Items from a figure collection:
####################

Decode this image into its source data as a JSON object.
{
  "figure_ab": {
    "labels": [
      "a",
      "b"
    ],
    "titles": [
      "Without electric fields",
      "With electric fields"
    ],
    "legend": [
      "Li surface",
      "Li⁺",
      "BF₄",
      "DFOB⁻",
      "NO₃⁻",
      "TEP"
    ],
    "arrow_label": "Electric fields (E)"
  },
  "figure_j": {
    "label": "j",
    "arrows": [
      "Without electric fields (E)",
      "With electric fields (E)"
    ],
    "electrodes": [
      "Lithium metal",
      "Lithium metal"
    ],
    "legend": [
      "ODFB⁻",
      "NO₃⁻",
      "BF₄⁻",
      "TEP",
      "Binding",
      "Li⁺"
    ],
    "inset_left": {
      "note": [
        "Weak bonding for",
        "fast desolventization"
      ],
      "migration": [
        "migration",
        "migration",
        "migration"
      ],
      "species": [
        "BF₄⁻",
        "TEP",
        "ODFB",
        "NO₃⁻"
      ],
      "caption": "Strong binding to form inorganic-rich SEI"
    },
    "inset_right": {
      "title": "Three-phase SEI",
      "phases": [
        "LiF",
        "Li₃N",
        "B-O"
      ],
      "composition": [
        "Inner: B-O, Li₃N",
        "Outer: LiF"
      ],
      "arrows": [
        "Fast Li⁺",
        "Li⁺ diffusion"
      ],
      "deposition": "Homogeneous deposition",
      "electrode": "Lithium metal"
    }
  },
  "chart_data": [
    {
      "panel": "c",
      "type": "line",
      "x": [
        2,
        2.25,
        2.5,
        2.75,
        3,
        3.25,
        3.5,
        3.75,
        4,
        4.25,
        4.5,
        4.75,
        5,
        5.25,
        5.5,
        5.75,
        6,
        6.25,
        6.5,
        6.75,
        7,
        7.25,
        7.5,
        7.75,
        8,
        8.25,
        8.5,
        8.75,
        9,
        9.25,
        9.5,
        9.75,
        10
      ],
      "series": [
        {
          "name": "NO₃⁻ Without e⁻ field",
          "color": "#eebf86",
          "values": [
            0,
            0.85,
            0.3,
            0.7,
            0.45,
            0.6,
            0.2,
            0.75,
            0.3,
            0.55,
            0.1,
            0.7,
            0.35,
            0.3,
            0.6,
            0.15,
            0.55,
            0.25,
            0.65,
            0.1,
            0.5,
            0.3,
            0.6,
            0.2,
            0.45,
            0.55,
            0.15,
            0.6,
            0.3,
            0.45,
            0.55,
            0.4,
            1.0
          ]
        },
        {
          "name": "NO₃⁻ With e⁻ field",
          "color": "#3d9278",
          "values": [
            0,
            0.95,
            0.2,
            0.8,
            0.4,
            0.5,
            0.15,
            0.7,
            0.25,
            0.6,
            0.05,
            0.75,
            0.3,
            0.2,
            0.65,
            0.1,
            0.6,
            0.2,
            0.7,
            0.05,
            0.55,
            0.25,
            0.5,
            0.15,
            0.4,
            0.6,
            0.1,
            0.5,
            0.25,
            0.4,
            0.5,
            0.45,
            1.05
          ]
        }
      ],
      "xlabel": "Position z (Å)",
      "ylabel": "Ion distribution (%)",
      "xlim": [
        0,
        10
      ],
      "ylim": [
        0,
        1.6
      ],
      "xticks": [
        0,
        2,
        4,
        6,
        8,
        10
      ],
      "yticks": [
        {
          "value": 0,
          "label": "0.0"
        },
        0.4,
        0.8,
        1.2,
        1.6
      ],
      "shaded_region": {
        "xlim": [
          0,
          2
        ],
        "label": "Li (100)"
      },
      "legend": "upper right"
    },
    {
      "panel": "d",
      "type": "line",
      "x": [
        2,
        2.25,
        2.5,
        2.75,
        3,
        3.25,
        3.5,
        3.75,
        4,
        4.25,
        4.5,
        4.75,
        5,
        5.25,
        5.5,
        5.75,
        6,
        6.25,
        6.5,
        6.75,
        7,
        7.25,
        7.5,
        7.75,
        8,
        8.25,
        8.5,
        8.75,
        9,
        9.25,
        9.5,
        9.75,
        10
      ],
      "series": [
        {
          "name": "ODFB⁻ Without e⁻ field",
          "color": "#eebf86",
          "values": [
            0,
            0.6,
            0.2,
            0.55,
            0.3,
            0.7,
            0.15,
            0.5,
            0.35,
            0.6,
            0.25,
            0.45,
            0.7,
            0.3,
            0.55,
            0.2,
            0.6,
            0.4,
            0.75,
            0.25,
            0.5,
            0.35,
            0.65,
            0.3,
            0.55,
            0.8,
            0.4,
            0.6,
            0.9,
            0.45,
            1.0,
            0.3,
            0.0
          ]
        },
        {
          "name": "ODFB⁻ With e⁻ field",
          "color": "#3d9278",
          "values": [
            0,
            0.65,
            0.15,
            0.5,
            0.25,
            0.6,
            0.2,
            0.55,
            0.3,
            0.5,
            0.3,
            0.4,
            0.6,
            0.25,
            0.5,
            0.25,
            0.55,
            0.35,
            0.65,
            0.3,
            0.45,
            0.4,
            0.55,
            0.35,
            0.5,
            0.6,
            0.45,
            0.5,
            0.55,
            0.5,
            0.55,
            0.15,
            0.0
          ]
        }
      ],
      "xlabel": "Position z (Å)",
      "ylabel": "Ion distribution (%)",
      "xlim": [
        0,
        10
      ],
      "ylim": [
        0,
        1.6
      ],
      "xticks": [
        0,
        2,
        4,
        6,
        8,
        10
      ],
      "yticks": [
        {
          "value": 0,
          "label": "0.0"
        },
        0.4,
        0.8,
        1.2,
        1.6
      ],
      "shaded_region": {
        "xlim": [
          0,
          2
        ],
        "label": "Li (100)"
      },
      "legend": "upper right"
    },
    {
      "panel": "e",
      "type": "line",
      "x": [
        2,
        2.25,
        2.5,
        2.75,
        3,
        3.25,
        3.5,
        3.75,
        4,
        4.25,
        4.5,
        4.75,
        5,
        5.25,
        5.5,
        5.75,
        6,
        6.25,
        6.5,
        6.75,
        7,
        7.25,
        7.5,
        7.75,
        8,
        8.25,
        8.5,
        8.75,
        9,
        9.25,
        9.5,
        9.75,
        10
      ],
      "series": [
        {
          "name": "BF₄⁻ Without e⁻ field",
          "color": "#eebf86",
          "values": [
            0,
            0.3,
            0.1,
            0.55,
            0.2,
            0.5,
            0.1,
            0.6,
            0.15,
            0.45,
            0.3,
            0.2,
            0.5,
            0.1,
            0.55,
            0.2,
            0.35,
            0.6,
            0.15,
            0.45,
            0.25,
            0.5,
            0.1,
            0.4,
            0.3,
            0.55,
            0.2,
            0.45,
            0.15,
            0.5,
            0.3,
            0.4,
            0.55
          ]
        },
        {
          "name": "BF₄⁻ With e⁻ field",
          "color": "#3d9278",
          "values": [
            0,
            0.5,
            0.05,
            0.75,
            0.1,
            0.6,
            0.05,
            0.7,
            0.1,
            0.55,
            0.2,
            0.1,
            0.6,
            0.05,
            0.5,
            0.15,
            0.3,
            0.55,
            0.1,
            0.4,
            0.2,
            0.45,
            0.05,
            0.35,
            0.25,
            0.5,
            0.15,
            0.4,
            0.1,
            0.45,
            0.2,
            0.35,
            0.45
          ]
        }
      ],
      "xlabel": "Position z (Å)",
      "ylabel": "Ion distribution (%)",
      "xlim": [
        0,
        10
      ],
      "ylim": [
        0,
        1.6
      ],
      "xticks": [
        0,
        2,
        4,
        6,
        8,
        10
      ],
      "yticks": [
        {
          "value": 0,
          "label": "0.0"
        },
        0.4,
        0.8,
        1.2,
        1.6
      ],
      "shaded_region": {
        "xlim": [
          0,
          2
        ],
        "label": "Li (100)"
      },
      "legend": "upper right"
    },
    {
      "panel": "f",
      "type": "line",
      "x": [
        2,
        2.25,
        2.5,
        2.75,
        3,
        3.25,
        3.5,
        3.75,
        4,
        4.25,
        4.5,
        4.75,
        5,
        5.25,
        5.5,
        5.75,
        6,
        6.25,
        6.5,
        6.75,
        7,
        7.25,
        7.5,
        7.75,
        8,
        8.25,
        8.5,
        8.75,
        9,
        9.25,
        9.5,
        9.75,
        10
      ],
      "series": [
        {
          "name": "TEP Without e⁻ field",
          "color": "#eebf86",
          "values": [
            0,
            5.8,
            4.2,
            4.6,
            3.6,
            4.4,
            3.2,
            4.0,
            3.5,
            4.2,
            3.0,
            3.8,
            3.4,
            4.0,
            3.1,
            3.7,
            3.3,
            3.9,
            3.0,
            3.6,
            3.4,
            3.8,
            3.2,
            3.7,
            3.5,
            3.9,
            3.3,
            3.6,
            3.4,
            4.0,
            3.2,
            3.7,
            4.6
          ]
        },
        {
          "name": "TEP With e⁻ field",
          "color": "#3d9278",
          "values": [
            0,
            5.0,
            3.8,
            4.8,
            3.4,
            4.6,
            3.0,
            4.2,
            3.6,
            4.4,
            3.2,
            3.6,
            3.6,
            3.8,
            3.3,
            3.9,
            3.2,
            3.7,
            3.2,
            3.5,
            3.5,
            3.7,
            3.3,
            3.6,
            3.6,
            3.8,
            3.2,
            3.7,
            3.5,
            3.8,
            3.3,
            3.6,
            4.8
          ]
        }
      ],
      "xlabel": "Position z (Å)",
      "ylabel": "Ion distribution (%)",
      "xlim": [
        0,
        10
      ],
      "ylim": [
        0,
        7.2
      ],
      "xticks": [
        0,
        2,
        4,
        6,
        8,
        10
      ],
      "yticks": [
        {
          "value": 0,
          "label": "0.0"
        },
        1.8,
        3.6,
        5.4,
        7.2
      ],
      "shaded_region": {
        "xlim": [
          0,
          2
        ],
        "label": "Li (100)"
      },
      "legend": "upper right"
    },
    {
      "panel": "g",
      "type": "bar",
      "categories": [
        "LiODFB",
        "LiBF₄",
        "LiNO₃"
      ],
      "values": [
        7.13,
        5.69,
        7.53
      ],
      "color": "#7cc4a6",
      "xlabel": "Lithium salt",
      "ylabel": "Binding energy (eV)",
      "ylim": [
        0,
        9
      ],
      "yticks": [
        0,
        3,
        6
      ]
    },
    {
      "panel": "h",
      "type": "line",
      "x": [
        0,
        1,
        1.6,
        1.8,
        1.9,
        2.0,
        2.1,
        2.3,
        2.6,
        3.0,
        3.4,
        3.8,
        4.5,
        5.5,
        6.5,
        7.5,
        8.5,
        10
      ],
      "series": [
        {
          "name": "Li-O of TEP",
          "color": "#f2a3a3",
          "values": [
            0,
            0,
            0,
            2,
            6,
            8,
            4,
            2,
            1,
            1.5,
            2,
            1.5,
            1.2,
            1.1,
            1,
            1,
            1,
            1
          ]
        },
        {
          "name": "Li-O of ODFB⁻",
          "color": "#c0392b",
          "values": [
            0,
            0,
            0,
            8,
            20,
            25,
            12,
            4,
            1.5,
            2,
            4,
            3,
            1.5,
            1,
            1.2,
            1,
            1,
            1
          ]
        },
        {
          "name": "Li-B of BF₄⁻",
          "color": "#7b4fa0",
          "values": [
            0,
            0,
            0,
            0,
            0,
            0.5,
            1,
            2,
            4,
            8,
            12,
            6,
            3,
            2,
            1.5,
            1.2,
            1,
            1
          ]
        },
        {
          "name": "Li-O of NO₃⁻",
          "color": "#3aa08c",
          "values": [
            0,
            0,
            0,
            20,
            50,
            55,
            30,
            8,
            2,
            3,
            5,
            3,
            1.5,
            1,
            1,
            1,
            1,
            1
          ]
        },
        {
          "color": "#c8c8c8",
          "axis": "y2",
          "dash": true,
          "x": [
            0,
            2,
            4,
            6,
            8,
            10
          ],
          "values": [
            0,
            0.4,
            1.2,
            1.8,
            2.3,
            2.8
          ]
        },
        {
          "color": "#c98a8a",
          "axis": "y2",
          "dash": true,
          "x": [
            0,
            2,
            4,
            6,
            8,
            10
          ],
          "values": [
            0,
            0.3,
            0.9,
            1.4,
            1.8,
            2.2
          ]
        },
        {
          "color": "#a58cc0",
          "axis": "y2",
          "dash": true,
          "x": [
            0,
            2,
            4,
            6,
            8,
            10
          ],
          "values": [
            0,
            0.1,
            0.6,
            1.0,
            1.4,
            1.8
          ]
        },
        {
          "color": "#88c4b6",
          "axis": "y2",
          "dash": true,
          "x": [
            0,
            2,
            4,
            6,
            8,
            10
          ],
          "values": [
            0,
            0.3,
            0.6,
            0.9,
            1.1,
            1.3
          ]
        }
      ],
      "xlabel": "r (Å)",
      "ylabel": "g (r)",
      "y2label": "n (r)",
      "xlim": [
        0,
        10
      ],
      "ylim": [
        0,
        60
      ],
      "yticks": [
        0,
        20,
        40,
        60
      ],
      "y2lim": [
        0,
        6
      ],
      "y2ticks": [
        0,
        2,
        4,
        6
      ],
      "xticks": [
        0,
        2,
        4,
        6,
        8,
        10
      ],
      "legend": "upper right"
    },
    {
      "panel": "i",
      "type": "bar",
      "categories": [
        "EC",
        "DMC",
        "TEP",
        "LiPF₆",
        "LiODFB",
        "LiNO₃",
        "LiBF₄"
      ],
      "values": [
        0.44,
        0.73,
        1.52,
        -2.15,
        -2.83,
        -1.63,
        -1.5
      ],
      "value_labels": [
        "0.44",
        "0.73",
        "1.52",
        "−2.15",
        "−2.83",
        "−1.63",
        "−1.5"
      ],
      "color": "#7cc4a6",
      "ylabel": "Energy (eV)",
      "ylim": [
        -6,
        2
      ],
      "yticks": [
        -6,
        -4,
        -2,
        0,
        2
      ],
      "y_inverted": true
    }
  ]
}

####################

Copy every line of the listing containing the string "Lithium".

# Response:
      "Lithium metal",
      "Lithium metal"
      "electrode": "Lithium metal"
      "xlabel": "Lithium salt",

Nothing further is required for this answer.